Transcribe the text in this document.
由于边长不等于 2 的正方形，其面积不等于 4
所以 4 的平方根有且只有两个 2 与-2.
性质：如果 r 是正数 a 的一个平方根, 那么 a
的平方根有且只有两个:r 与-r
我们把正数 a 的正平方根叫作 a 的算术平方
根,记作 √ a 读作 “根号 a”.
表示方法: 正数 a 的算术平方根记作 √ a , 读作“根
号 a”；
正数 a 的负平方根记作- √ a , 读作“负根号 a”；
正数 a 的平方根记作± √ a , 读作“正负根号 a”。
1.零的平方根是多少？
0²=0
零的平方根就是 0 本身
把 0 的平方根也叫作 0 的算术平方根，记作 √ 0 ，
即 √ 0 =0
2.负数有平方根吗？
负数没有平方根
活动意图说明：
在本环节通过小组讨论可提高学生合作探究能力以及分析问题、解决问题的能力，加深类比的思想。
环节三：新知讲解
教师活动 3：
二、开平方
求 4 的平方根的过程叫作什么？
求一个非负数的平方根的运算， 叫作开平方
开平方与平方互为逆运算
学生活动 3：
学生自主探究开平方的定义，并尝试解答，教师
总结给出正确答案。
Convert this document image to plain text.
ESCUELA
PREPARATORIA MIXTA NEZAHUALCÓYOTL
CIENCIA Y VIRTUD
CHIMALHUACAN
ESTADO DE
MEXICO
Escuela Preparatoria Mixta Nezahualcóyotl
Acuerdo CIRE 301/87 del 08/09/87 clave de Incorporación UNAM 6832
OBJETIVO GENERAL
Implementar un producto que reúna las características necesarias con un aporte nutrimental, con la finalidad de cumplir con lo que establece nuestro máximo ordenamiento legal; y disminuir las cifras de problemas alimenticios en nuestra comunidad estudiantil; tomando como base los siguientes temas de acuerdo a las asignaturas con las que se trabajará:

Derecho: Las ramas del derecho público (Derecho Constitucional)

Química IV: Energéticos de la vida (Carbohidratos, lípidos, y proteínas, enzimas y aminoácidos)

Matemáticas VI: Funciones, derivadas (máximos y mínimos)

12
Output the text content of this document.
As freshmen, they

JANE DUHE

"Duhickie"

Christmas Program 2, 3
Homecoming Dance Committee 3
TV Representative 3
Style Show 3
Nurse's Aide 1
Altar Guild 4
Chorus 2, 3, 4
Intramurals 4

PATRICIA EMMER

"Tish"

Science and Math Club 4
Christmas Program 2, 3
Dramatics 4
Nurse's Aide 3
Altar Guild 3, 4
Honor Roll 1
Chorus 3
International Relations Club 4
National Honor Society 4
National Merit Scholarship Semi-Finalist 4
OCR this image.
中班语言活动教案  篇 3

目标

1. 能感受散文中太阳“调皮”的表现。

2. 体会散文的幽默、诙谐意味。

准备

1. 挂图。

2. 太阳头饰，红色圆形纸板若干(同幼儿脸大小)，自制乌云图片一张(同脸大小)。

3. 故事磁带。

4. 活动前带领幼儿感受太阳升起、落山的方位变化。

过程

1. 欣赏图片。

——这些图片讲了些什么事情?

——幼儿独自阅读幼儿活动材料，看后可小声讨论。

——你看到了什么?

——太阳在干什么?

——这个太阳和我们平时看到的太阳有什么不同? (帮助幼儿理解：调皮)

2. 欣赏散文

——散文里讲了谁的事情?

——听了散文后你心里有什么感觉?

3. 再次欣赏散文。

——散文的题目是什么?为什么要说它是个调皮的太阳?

Requirements: Every entry must be retyped in full, exactly as given.

The completed task:
Transcribe the text in this document.
由于边长不等于 2 的正方形，其面积不等于 4
所以 4 的平方根有且只有两个 2 与-2.
性质：如果 r 是正数 a 的一个平方根, 那么 a
的平方根有且只有两个:r 与-r
我们把正数 a 的正平方根叫作 a 的算术平方
根,记作 √ a 读作 “根号 a”.
表示方法: 正数 a 的算术平方根记作 √ a , 读作“根
号 a”；
正数 a 的负平方根记作- √ a , 读作“负根号 a”；
正数 a 的平方根记作± √ a , 读作“正负根号 a”。
1.零的平方根是多少？
0²=0
零的平方根就是 0 本身
把 0 的平方根也叫作 0 的算术平方根，记作 √ 0 ，
即 √ 0 =0
2.负数有平方根吗？
负数没有平方根
活动意图说明：
在本环节通过小组讨论可提高学生合作探究能力以及分析问题、解决问题的能力，加深类比的思想。
环节三：新知讲解
教师活动 3：
二、开平方
求 4 的平方根的过程叫作什么？
求一个非负数的平方根的运算， 叫作开平方
开平方与平方互为逆运算
学生活动 3：
学生自主探究开平方的定义，并尝试解答，教师
总结给出正确答案。
Convert this document image to plain text.
ESCUELA
PREPARATORIA MIXTA NEZAHUALCÓYOTL
CIENCIA Y VIRTUD
CHIMALHUACAN
ESTADO DE
MEXICO
Escuela Preparatoria Mixta Nezahualcóyotl
Acuerdo CIRE 301/87 del 08/09/87 clave de Incorporación UNAM 6832
OBJETIVO GENERAL
Implementar un producto que reúna las características necesarias con un aporte nutrimental, con la finalidad de cumplir con lo que establece nuestro máximo ordenamiento legal; y disminuir las cifras de problemas alimenticios en nuestra comunidad estudiantil; tomando como base los siguientes temas de acuerdo a las asignaturas con las que se trabajará:

Derecho: Las ramas del derecho público (Derecho Constitucional)

Química IV: Energéticos de la vida (Carbohidratos, lípidos, y proteínas, enzimas y aminoácidos)

Matemáticas VI: Funciones, derivadas (máximos y mínimos)

12
Output the text content of this document.
As freshmen, they

JANE DUHE

"Duhickie"

Christmas Program 2, 3
Homecoming Dance Committee 3
TV Representative 3
Style Show 3
Nurse's Aide 1
Altar Guild 4
Chorus 2, 3, 4
Intramurals 4

PATRICIA EMMER

"Tish"

Science and Math Club 4
Christmas Program 2, 3
Dramatics 4
Nurse's Aide 3
Altar Guild 3, 4
Honor Roll 1
Chorus 3
International Relations Club 4
National Honor Society 4
National Merit Scholarship Semi-Finalist 4
OCR this image.
中班语言活动教案  篇 3

目标

1. 能感受散文中太阳“调皮”的表现。

2. 体会散文的幽默、诙谐意味。

准备

1. 挂图。

2. 太阳头饰，红色圆形纸板若干(同幼儿脸大小)，自制乌云图片一张(同脸大小)。

3. 故事磁带。

4. 活动前带领幼儿感受太阳升起、落山的方位变化。

过程

1. 欣赏图片。

——这些图片讲了些什么事情?

——幼儿独自阅读幼儿活动材料，看后可小声讨论。

——你看到了什么?

——太阳在干什么?

——这个太阳和我们平时看到的太阳有什么不同? (帮助幼儿理解：调皮)

2. 欣赏散文

——散文里讲了谁的事情?

——听了散文后你心里有什么感觉?

3. 再次欣赏散文。

——散文的题目是什么?为什么要说它是个调皮的太阳?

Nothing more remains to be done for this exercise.